— begin Records to process —

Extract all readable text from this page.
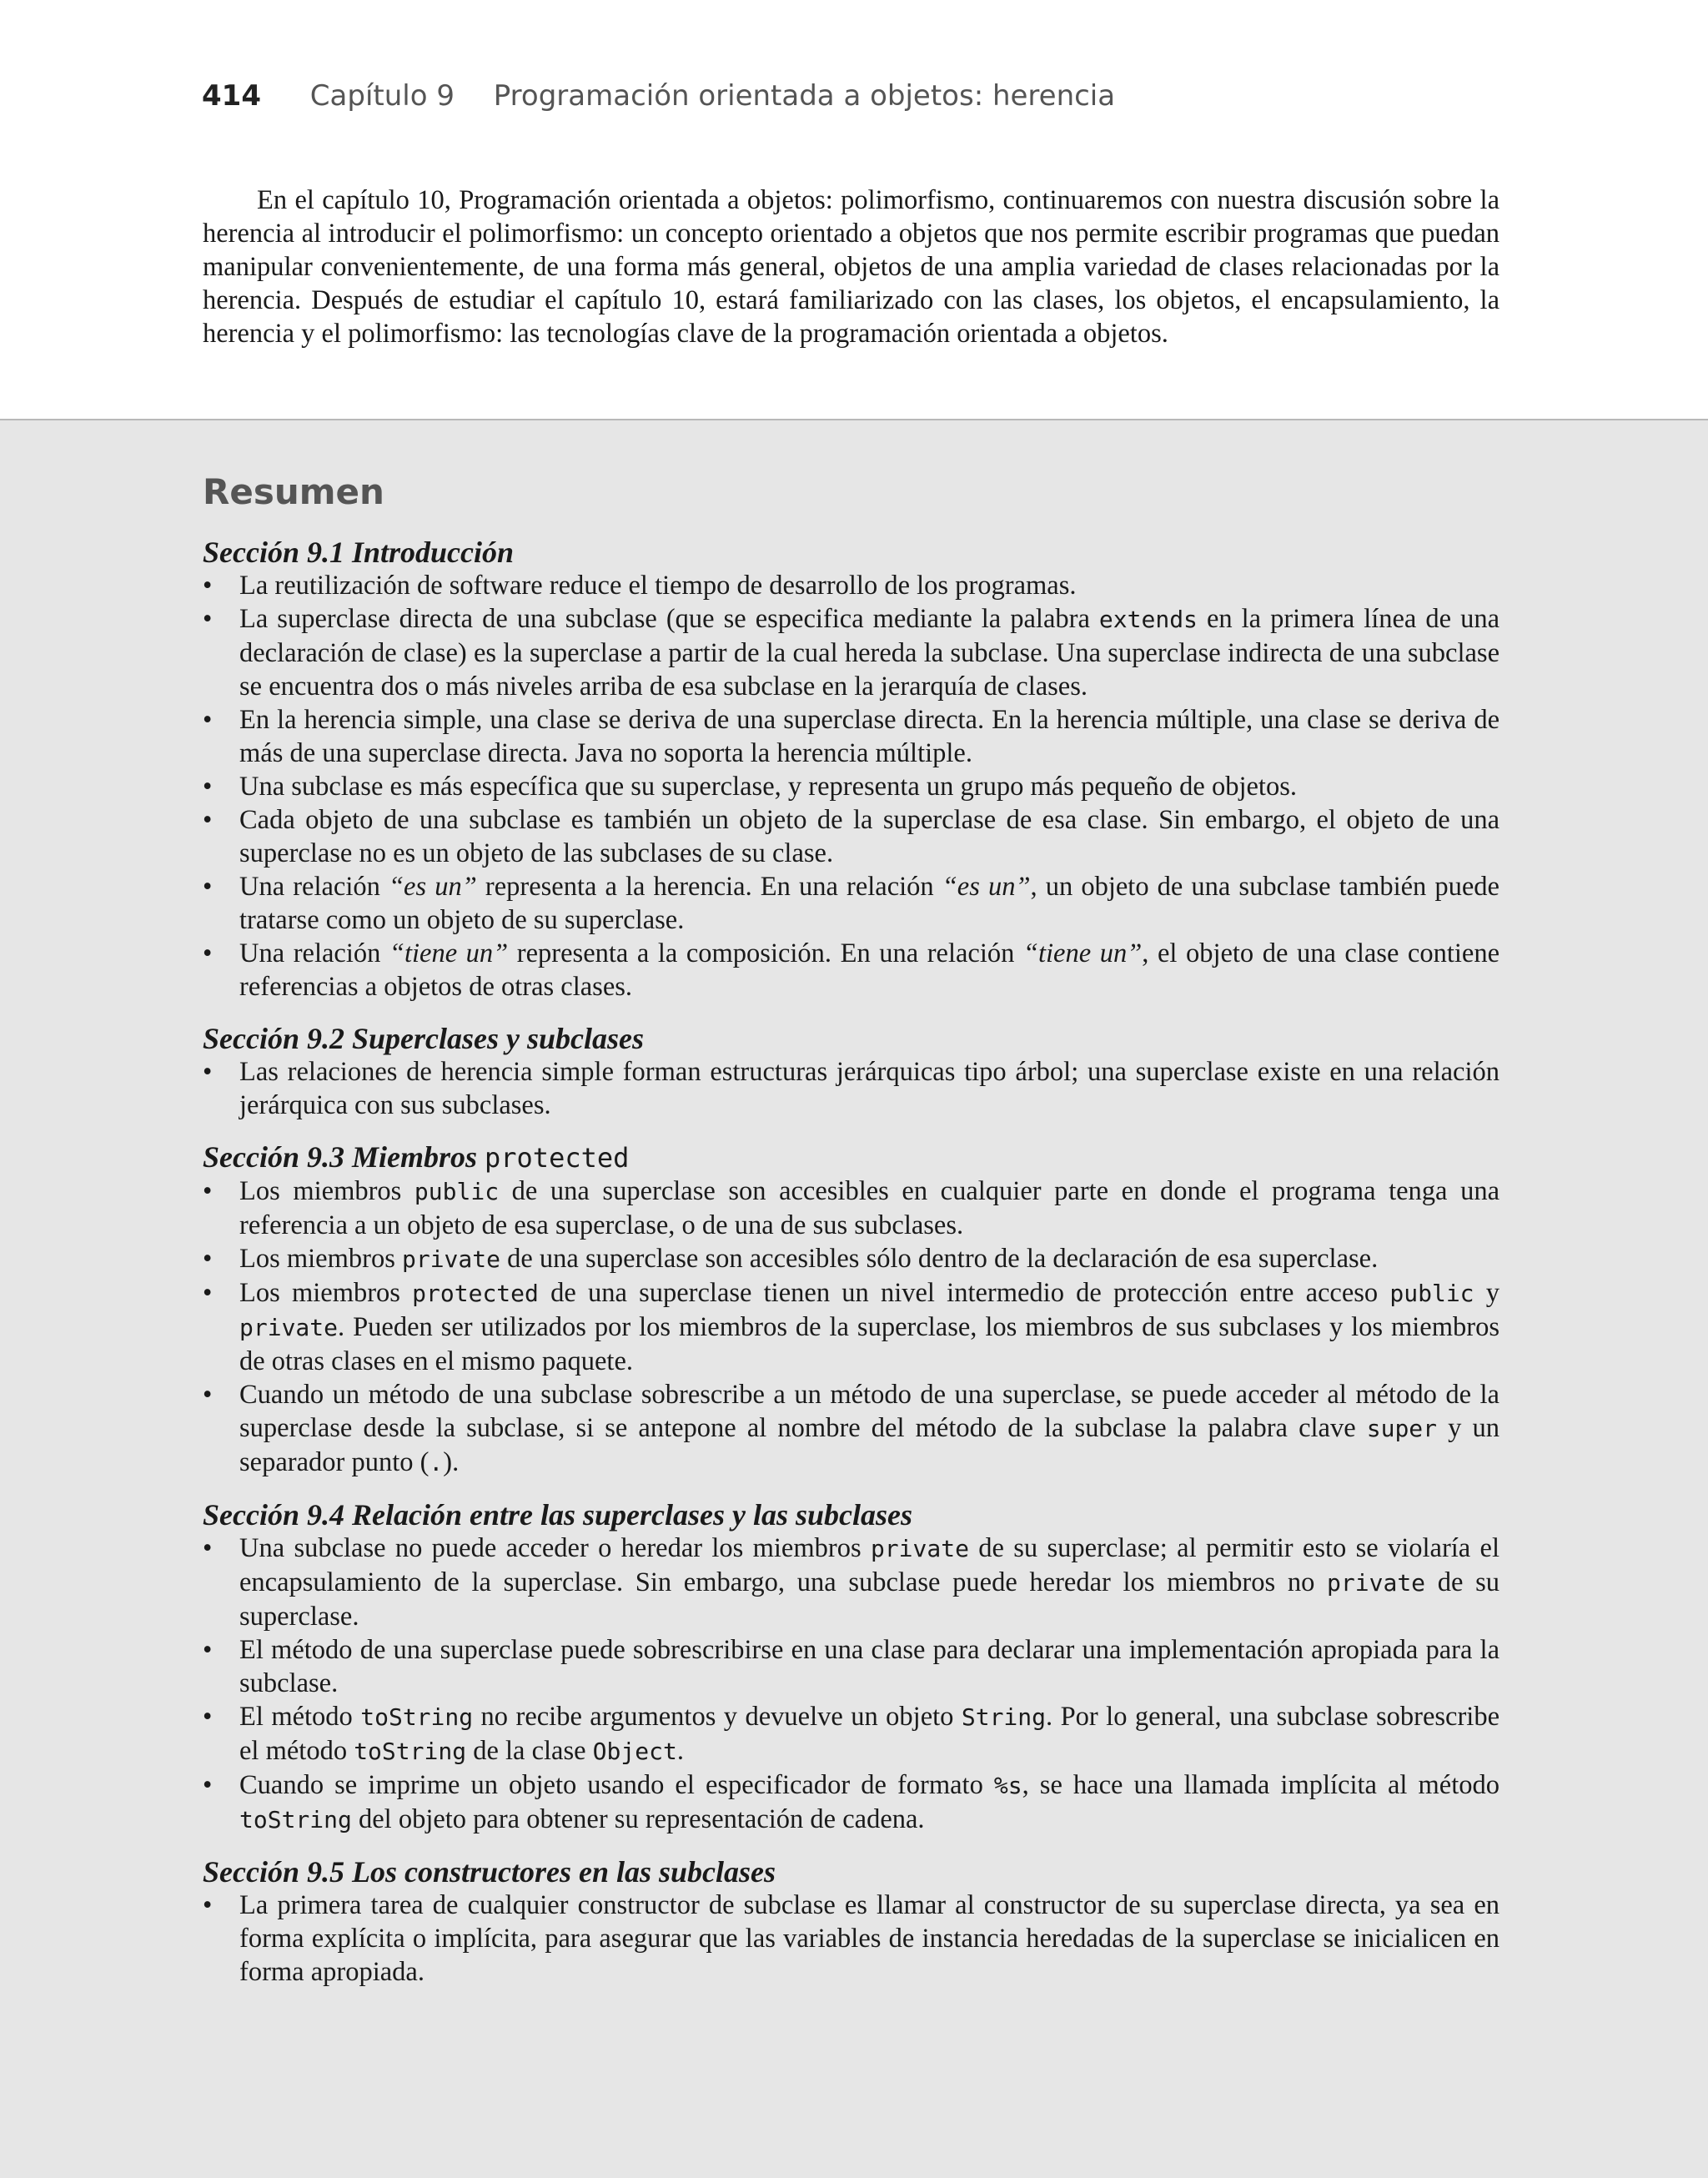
414 Capítulo 9 Programación orientada a objetos: herencia

En el capítulo 10, Programación orientada a objetos: polimorfismo, continuaremos con nuestra discusión sobre la herencia al introducir el polimorfismo: un concepto orientado a objetos que nos permite escribir programas que puedan manipular convenientemente, de una forma más general, objetos de una amplia variedad de clases relacionadas por la herencia. Después de estudiar el capítulo 10, estará familiarizado con las clases, los objetos, el encapsulamiento, la herencia y el polimorfismo: las tecnologías clave de la programación orientada a objetos.

Resumen
Sección 9.1 Introducción
• La reutilización de software reduce el tiempo de desarrollo de los programas.
• La superclase directa de una subclase (que se especifica mediante la palabra extends en la primera línea de una declaración de clase) es la superclase a partir de la cual hereda la subclase. Una superclase indirecta de una subclase se encuentra dos o más niveles arriba de esa subclase en la jerarquía de clases.
• En la herencia simple, una clase se deriva de una superclase directa. En la herencia múltiple, una clase se deriva de más de una superclase directa. Java no soporta la herencia múltiple.
• Una subclase es más específica que su superclase, y representa un grupo más pequeño de objetos.
• Cada objeto de una subclase es también un objeto de la superclase de esa clase. Sin embargo, el objeto de una superclase no es un objeto de las subclases de su clase.
• Una relación “es un” representa a la herencia. En una relación “es un”, un objeto de una subclase también puede tratarse como un objeto de su superclase.
• Una relación “tiene un” representa a la composición. En una relación “tiene un”, el objeto de una clase contiene referencias a objetos de otras clases.
Sección 9.2 Superclases y subclases
• Las relaciones de herencia simple forman estructuras jerárquicas tipo árbol; una superclase existe en una relación jerárquica con sus subclases.
Sección 9.3 Miembros protected
• Los miembros public de una superclase son accesibles en cualquier parte en donde el programa tenga una referencia a un objeto de esa superclase, o de una de sus subclases.
• Los miembros private de una superclase son accesibles sólo dentro de la declaración de esa superclase.
• Los miembros protected de una superclase tienen un nivel intermedio de protección entre acceso public y private. Pueden ser utilizados por los miembros de la superclase, los miembros de sus subclases y los miembros de otras clases en el mismo paquete.
• Cuando un método de una subclase sobrescribe a un método de una superclase, se puede acceder al método de la superclase desde la subclase, si se antepone al nombre del método de la subclase la palabra clave super y un separador punto (.).
Sección 9.4 Relación entre las superclases y las subclases
• Una subclase no puede acceder o heredar los miembros private de su superclase; al permitir esto se violaría el encapsulamiento de la superclase. Sin embargo, una subclase puede heredar los miembros no private de su superclase.
• El método de una superclase puede sobrescribirse en una clase para declarar una implementación apropiada para la subclase.
• El método toString no recibe argumentos y devuelve un objeto String. Por lo general, una subclase sobrescribe el método toString de la clase Object.
• Cuando se imprime un objeto usando el especificador de formato %s, se hace una llamada implícita al método toString del objeto para obtener su representación de cadena.
Sección 9.5 Los constructores en las subclases
• La primera tarea de cualquier constructor de subclase es llamar al constructor de su superclase directa, ya sea en forma explícita o implícita, para asegurar que las variables de instancia heredadas de la superclase se inicialicen en forma apropiada.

— end Records to process —

**Task:**
Count each line of the data where the word "public" appears, then reply with the total only.

**Answer to the exercise:**
2